-- Start Supplied information --
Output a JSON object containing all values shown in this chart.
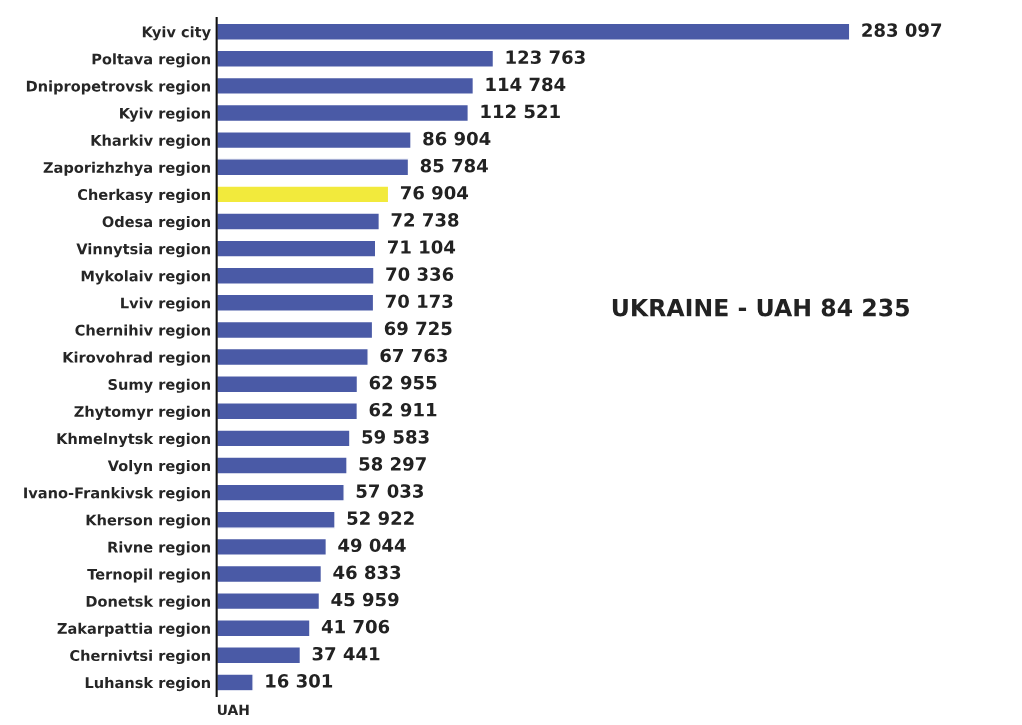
{
  "chart_data": {
    "type": "bar",
    "orientation": "horizontal",
    "categories": [
      "Kyiv city",
      "Poltava region",
      "Dnipropetrovsk region",
      "Kyiv region",
      "Kharkiv region",
      "Zaporizhzhya region",
      "Cherkasy region",
      "Odesa region",
      "Vinnytsia region",
      "Mykolaiv region",
      "Lviv region",
      "Chernihiv region",
      "Kirovohrad region",
      "Sumy region",
      "Zhytomyr region",
      "Khmelnytsk region",
      "Volyn region",
      "Ivano-Frankivsk region",
      "Kherson region",
      "Rivne region",
      "Ternopil region",
      "Donetsk region",
      "Zakarpattia region",
      "Chernivtsi region",
      "Luhansk region"
    ],
    "values": [
      283097,
      123763,
      114784,
      112521,
      86904,
      85784,
      76904,
      72738,
      71104,
      70336,
      70173,
      69725,
      67763,
      62955,
      62911,
      59583,
      58297,
      57033,
      52922,
      49044,
      46833,
      45959,
      41706,
      37441,
      16301
    ],
    "value_labels": [
      "283 097",
      "123 763",
      "114 784",
      "112 521",
      "86 904",
      "85 784",
      "76 904",
      "72 738",
      "71 104",
      "70 336",
      "70 173",
      "69 725",
      "67 763",
      "62 955",
      "62 911",
      "59 583",
      "58 297",
      "57 033",
      "52 922",
      "49 044",
      "46 833",
      "45 959",
      "41 706",
      "37 441",
      "16 301"
    ],
    "colors": [
      "#4a5aa6",
      "#4a5aa6",
      "#4a5aa6",
      "#4a5aa6",
      "#4a5aa6",
      "#4a5aa6",
      "#f2ea3c",
      "#4a5aa6",
      "#4a5aa6",
      "#4a5aa6",
      "#4a5aa6",
      "#4a5aa6",
      "#4a5aa6",
      "#4a5aa6",
      "#4a5aa6",
      "#4a5aa6",
      "#4a5aa6",
      "#4a5aa6",
      "#4a5aa6",
      "#4a5aa6",
      "#4a5aa6",
      "#4a5aa6",
      "#4a5aa6",
      "#4a5aa6",
      "#4a5aa6"
    ],
    "xlabel": "UAH",
    "annotations": [
      "UKRAINE - UAH 84 235"
    ],
    "grid": false,
    "legend": false
  }
}
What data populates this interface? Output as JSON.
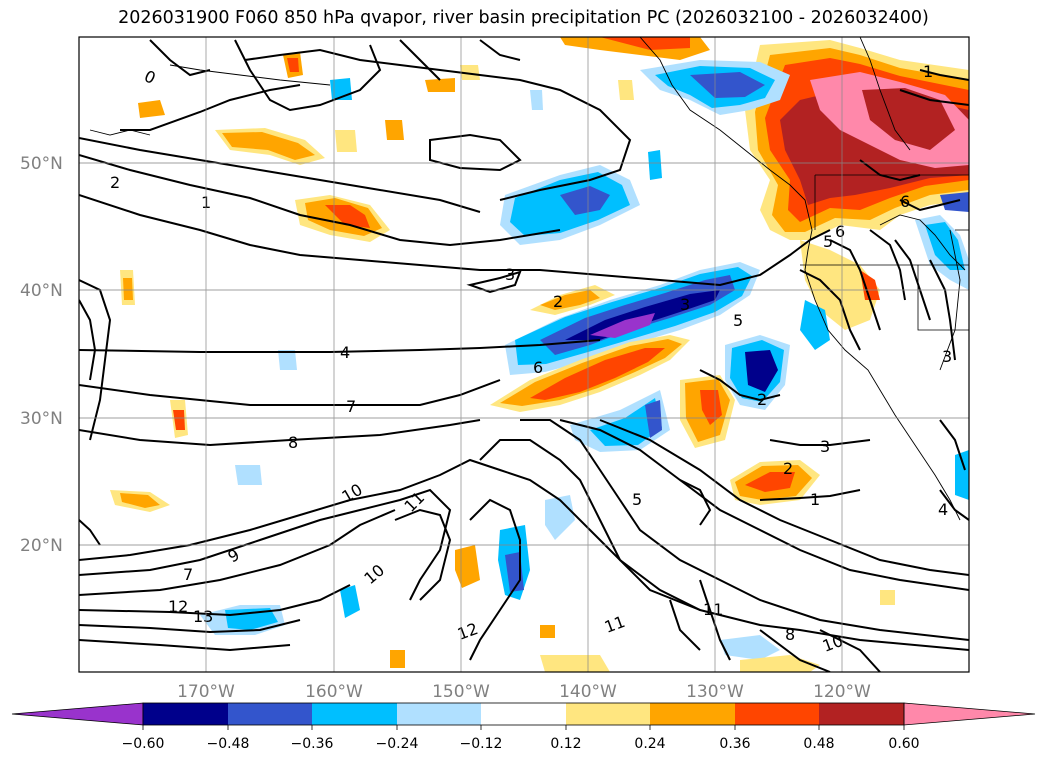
{
  "title": "2026031900 F060 850 hPa qvapor, river basin precipitation PC (2026032100 - 2026032400)",
  "map": {
    "lat_labels": [
      "50°N",
      "40°N",
      "30°N",
      "20°N"
    ],
    "lon_labels": [
      "170°W",
      "160°W",
      "150°W",
      "140°W",
      "130°W",
      "120°W"
    ],
    "contour_labels": [
      "0",
      "2",
      "1",
      "3",
      "4",
      "7",
      "8",
      "6",
      "2",
      "5",
      "10",
      "11",
      "9",
      "10",
      "7",
      "12",
      "13",
      "5",
      "3",
      "2",
      "1",
      "2",
      "3",
      "11",
      "11",
      "12",
      "8",
      "10",
      "1",
      "5",
      "6",
      "3",
      "4",
      "6"
    ]
  },
  "colorbar": {
    "colors": [
      "#9933cc",
      "#00008b",
      "#3355cc",
      "#00bfff",
      "#b0e0ff",
      "#ffffff",
      "#ffe680",
      "#ffa500",
      "#ff4500",
      "#b22222",
      "#ff88aa"
    ],
    "tick_labels": [
      "−0.60",
      "−0.48",
      "−0.36",
      "−0.24",
      "−0.12",
      "0.12",
      "0.24",
      "0.36",
      "0.48",
      "0.60"
    ]
  }
}
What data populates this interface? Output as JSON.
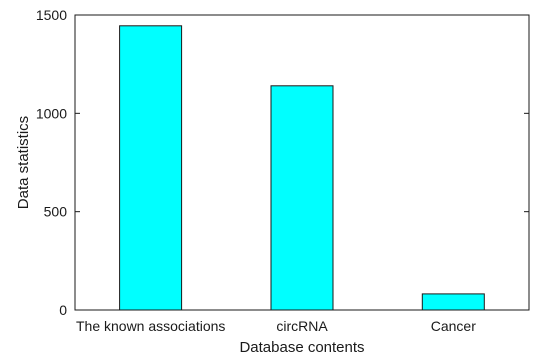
{
  "chart_data": {
    "type": "bar",
    "title": "",
    "xlabel": "Database contents",
    "ylabel": "Data statistics",
    "categories": [
      "The known associations",
      "circRNA",
      "Cancer"
    ],
    "values": [
      1445,
      1140,
      82
    ],
    "ylim": [
      0,
      1500
    ],
    "yticks": [
      0,
      500,
      1000,
      1500
    ],
    "ytick_labels": [
      "0",
      "500",
      "1000",
      "1500"
    ],
    "grid": false,
    "legend": "none",
    "bar_color": "#00ffff",
    "bar_edge_color": "#1a1a1a"
  }
}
-- End Supplied information --
Each record above is to be restated exactly, with its pictures removed from the copy.

Output a JSON object containing all values shown in this chart.
{
  "chart_data": {
    "type": "bar",
    "orientation": "horizontal",
    "categories": [
      "Kyiv city",
      "Poltava region",
      "Dnipropetrovsk region",
      "Kyiv region",
      "Kharkiv region",
      "Zaporizhzhya region",
      "Cherkasy region",
      "Odesa region",
      "Vinnytsia region",
      "Mykolaiv region",
      "Lviv region",
      "Chernihiv region",
      "Kirovohrad region",
      "Sumy region",
      "Zhytomyr region",
      "Khmelnytsk region",
      "Volyn region",
      "Ivano-Frankivsk region",
      "Kherson region",
      "Rivne region",
      "Ternopil region",
      "Donetsk region",
      "Zakarpattia region",
      "Chernivtsi region",
      "Luhansk region"
    ],
    "values": [
      283097,
      123763,
      114784,
      112521,
      86904,
      85784,
      76904,
      72738,
      71104,
      70336,
      70173,
      69725,
      67763,
      62955,
      62911,
      59583,
      58297,
      57033,
      52922,
      49044,
      46833,
      45959,
      41706,
      37441,
      16301
    ],
    "value_labels": [
      "283 097",
      "123 763",
      "114 784",
      "112 521",
      "86 904",
      "85 784",
      "76 904",
      "72 738",
      "71 104",
      "70 336",
      "70 173",
      "69 725",
      "67 763",
      "62 955",
      "62 911",
      "59 583",
      "58 297",
      "57 033",
      "52 922",
      "49 044",
      "46 833",
      "45 959",
      "41 706",
      "37 441",
      "16 301"
    ],
    "colors": [
      "#4a5aa6",
      "#4a5aa6",
      "#4a5aa6",
      "#4a5aa6",
      "#4a5aa6",
      "#4a5aa6",
      "#f2ea3c",
      "#4a5aa6",
      "#4a5aa6",
      "#4a5aa6",
      "#4a5aa6",
      "#4a5aa6",
      "#4a5aa6",
      "#4a5aa6",
      "#4a5aa6",
      "#4a5aa6",
      "#4a5aa6",
      "#4a5aa6",
      "#4a5aa6",
      "#4a5aa6",
      "#4a5aa6",
      "#4a5aa6",
      "#4a5aa6",
      "#4a5aa6",
      "#4a5aa6"
    ],
    "xlabel": "UAH",
    "annotations": [
      "UKRAINE - UAH 84 235"
    ],
    "grid": false,
    "legend": false
  }
}
What data populates this interface? Output as JSON.
{
  "title": "2026031900 F060 850 hPa qvapor, river basin precipitation PC (2026032100 - 2026032400)",
  "map": {
    "lat_labels": [
      "50°N",
      "40°N",
      "30°N",
      "20°N"
    ],
    "lon_labels": [
      "170°W",
      "160°W",
      "150°W",
      "140°W",
      "130°W",
      "120°W"
    ],
    "contour_labels": [
      "0",
      "2",
      "1",
      "3",
      "4",
      "7",
      "8",
      "6",
      "2",
      "5",
      "10",
      "11",
      "9",
      "10",
      "7",
      "12",
      "13",
      "5",
      "3",
      "2",
      "1",
      "2",
      "3",
      "11",
      "11",
      "12",
      "8",
      "10",
      "1",
      "5",
      "6",
      "3",
      "4",
      "6"
    ]
  },
  "colorbar": {
    "colors": [
      "#9933cc",
      "#00008b",
      "#3355cc",
      "#00bfff",
      "#b0e0ff",
      "#ffffff",
      "#ffe680",
      "#ffa500",
      "#ff4500",
      "#b22222",
      "#ff88aa"
    ],
    "tick_labels": [
      "−0.60",
      "−0.48",
      "−0.36",
      "−0.24",
      "−0.12",
      "0.12",
      "0.24",
      "0.36",
      "0.48",
      "0.60"
    ]
  }
}
What data populates this interface? Output as JSON.
{
  "chart_data": {
    "type": "bar",
    "title": "",
    "xlabel": "Database contents",
    "ylabel": "Data statistics",
    "categories": [
      "The known associations",
      "circRNA",
      "Cancer"
    ],
    "values": [
      1445,
      1140,
      82
    ],
    "ylim": [
      0,
      1500
    ],
    "yticks": [
      0,
      500,
      1000,
      1500
    ],
    "ytick_labels": [
      "0",
      "500",
      "1000",
      "1500"
    ],
    "grid": false,
    "legend": "none",
    "bar_color": "#00ffff",
    "bar_edge_color": "#1a1a1a"
  }
}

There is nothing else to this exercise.